§ **To be done**
Reproduce all entries verbatim, with nothing added or dropped.

§ **Records shown**
******

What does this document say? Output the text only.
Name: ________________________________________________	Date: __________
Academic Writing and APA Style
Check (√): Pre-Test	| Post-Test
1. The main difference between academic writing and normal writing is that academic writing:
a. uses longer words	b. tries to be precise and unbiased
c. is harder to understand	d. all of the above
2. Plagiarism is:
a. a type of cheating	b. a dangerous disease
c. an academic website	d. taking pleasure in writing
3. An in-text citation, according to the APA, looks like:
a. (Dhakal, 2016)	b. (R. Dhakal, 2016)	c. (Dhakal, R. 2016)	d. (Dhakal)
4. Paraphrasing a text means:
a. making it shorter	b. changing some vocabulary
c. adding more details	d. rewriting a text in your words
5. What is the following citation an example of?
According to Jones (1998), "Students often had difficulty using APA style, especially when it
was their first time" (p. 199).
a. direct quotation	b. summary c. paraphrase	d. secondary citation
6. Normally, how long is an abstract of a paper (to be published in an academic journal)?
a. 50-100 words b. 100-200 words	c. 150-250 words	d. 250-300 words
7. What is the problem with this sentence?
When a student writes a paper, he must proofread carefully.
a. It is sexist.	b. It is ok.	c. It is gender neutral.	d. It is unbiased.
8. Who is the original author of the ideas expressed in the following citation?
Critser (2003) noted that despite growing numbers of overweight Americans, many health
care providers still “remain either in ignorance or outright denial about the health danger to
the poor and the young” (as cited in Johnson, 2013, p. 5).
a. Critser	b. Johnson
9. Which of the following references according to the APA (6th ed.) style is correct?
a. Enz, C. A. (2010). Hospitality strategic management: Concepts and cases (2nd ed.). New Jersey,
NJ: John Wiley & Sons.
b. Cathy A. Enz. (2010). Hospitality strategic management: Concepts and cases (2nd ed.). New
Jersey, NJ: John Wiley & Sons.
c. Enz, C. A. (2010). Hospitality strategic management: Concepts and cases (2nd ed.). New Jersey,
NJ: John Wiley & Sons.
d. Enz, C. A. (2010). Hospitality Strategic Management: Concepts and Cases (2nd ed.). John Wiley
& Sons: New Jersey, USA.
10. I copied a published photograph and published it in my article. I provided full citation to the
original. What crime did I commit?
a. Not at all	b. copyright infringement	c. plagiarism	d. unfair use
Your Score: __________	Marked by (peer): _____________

******

§ **Final result**
What does this document say? Output the text only.
Name: ________________________________________________	Date: __________
Academic Writing and APA Style
Check (√): Pre-Test	| Post-Test
1. The main difference between academic writing and normal writing is that academic writing:
a. uses longer words	b. tries to be precise and unbiased
c. is harder to understand	d. all of the above
2. Plagiarism is:
a. a type of cheating	b. a dangerous disease
c. an academic website	d. taking pleasure in writing
3. An in-text citation, according to the APA, looks like:
a. (Dhakal, 2016)	b. (R. Dhakal, 2016)	c. (Dhakal, R. 2016)	d. (Dhakal)
4. Paraphrasing a text means:
a. making it shorter	b. changing some vocabulary
c. adding more details	d. rewriting a text in your words
5. What is the following citation an example of?
According to Jones (1998), "Students often had difficulty using APA style, especially when it
was their first time" (p. 199).
a. direct quotation	b. summary c. paraphrase	d. secondary citation
6. Normally, how long is an abstract of a paper (to be published in an academic journal)?
a. 50-100 words b. 100-200 words	c. 150-250 words	d. 250-300 words
7. What is the problem with this sentence?
When a student writes a paper, he must proofread carefully.
a. It is sexist.	b. It is ok.	c. It is gender neutral.	d. It is unbiased.
8. Who is the original author of the ideas expressed in the following citation?
Critser (2003) noted that despite growing numbers of overweight Americans, many health
care providers still “remain either in ignorance or outright denial about the health danger to
the poor and the young” (as cited in Johnson, 2013, p. 5).
a. Critser	b. Johnson
9. Which of the following references according to the APA (6th ed.) style is correct?
a. Enz, C. A. (2010). Hospitality strategic management: Concepts and cases (2nd ed.). New Jersey,
NJ: John Wiley & Sons.
b. Cathy A. Enz. (2010). Hospitality strategic management: Concepts and cases (2nd ed.). New
Jersey, NJ: John Wiley & Sons.
c. Enz, C. A. (2010). Hospitality strategic management: Concepts and cases (2nd ed.). New Jersey,
NJ: John Wiley & Sons.
d. Enz, C. A. (2010). Hospitality Strategic Management: Concepts and Cases (2nd ed.). John Wiley
& Sons: New Jersey, USA.
10. I copied a published photograph and published it in my article. I provided full citation to the
original. What crime did I commit?
a. Not at all	b. copyright infringement	c. plagiarism	d. unfair use
Your Score: __________	Marked by (peer): _____________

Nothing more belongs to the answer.